__Stated task__:
Pull out every line in the entries below that contains the string "glyph", and copy each one unchanged.

● ● ● ● ●

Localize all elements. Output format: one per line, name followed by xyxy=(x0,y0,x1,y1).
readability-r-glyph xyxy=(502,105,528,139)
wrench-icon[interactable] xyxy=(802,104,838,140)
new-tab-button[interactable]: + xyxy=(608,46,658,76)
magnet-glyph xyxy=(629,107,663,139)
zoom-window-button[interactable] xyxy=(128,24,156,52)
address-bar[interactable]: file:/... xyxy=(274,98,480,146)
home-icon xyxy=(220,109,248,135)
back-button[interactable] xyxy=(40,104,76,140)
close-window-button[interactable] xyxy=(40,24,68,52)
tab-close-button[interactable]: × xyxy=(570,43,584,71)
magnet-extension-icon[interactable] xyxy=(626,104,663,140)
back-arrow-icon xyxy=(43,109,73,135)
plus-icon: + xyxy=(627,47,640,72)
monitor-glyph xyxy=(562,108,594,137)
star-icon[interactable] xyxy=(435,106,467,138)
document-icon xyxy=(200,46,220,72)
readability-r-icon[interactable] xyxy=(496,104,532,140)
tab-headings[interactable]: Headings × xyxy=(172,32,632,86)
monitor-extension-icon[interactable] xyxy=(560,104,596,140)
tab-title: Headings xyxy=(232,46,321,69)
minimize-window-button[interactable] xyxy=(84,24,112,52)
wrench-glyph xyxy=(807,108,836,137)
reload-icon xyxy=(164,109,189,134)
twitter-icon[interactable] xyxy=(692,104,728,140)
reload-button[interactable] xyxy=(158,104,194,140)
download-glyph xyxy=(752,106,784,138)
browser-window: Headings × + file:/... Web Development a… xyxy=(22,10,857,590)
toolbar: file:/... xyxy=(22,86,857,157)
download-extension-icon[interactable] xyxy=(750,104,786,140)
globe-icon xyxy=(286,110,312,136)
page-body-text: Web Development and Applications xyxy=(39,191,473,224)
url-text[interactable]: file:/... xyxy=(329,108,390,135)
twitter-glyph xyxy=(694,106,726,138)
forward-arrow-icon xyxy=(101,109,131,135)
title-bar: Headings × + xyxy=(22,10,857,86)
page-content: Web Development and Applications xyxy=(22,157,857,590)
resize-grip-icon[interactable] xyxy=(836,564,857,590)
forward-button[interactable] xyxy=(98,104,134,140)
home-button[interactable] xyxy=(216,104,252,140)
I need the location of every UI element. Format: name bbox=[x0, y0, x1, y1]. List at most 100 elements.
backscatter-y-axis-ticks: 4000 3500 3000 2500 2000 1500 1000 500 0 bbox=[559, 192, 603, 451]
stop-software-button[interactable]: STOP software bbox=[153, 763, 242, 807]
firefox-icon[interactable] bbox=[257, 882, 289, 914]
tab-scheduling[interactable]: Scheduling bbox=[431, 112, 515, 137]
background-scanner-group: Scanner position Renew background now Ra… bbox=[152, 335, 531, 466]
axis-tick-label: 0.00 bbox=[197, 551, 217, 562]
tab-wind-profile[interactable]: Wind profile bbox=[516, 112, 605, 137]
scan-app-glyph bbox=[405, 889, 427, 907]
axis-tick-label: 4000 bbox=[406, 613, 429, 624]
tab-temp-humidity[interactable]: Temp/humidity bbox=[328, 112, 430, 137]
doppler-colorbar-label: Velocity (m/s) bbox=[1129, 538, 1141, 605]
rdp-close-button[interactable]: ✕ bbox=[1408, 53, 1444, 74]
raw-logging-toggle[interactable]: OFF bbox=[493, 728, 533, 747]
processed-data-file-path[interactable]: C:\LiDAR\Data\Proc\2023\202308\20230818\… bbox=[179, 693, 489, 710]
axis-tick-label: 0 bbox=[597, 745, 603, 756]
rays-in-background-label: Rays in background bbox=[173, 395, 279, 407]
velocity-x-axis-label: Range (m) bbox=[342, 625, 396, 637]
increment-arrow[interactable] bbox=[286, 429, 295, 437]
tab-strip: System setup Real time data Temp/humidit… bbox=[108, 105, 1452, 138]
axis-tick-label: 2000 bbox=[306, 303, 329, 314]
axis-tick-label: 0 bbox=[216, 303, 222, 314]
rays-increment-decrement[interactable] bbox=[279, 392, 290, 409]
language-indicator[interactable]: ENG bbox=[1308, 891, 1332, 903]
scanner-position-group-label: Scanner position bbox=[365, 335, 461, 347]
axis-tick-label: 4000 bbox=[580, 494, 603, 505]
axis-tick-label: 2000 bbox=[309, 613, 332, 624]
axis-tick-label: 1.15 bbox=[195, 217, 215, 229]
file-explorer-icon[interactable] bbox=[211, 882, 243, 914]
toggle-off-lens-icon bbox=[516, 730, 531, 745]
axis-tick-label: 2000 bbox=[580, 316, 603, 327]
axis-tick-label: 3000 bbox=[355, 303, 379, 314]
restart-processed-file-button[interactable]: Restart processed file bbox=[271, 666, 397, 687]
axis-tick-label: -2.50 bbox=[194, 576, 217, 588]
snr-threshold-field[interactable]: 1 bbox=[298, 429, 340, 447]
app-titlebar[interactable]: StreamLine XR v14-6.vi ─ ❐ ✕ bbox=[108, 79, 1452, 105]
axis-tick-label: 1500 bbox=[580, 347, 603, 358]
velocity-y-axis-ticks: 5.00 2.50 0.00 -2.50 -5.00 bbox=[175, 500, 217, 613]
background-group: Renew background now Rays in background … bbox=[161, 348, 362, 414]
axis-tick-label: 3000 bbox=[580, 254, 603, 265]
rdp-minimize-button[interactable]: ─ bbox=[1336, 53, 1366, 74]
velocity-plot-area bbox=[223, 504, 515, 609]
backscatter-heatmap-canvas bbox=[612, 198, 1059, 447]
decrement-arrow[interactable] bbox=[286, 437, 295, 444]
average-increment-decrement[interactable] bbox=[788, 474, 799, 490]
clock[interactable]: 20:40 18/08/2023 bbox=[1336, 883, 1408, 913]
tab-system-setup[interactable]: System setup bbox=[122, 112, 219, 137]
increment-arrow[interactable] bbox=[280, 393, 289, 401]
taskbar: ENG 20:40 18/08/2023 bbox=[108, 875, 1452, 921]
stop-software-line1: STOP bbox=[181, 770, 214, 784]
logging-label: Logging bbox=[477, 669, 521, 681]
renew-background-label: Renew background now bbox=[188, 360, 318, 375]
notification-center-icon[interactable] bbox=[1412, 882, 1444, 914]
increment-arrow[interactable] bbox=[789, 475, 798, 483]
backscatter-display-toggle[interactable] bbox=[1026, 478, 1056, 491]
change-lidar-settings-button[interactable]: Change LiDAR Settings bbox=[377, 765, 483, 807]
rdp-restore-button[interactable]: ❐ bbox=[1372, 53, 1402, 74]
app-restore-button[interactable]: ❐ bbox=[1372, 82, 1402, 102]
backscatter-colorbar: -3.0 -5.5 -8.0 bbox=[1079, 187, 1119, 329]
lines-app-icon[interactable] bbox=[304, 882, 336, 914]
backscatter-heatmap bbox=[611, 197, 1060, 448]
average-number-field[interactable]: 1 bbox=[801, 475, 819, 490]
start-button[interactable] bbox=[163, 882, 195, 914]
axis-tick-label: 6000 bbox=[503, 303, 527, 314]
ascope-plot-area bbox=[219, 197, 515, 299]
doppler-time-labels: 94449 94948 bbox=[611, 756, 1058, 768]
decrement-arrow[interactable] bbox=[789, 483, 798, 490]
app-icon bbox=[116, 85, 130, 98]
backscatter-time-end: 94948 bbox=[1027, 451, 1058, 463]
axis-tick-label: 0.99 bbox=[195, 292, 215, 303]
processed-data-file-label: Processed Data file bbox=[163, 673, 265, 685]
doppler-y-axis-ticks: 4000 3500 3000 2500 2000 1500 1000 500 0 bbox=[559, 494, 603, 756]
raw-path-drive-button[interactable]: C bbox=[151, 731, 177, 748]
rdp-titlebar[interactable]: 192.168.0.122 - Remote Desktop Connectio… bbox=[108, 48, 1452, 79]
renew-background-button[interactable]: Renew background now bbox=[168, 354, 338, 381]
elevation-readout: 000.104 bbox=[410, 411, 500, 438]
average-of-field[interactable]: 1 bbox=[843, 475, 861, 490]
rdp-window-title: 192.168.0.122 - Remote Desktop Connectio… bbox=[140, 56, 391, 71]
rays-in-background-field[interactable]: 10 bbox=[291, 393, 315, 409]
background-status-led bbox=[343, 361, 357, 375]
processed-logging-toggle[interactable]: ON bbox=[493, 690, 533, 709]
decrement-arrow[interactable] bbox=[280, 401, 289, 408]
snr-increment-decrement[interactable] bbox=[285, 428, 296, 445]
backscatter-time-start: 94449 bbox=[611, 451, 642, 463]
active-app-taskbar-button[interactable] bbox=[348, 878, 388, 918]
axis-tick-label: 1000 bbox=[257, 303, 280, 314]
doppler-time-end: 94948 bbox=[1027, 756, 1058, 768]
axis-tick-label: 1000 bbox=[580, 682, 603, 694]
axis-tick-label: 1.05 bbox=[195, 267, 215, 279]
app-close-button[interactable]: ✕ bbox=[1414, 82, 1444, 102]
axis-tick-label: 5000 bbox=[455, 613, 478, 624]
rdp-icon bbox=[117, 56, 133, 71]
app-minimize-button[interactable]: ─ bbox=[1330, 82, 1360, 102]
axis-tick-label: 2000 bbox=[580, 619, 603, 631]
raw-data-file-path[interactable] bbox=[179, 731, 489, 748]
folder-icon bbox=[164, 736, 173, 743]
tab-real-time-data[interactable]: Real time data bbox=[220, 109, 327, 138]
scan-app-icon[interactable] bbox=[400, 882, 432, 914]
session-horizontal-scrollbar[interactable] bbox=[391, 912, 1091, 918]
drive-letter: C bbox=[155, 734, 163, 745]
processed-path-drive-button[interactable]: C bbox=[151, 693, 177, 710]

● ● ● ● ●

__Full solution__:
readability-r-glyph xyxy=(502,105,528,139)
magnet-glyph xyxy=(629,107,663,139)
monitor-glyph xyxy=(562,108,594,137)
wrench-glyph xyxy=(807,108,836,137)
download-glyph xyxy=(752,106,784,138)
twitter-glyph xyxy=(694,106,726,138)
scan-app-glyph bbox=[405, 889, 427, 907]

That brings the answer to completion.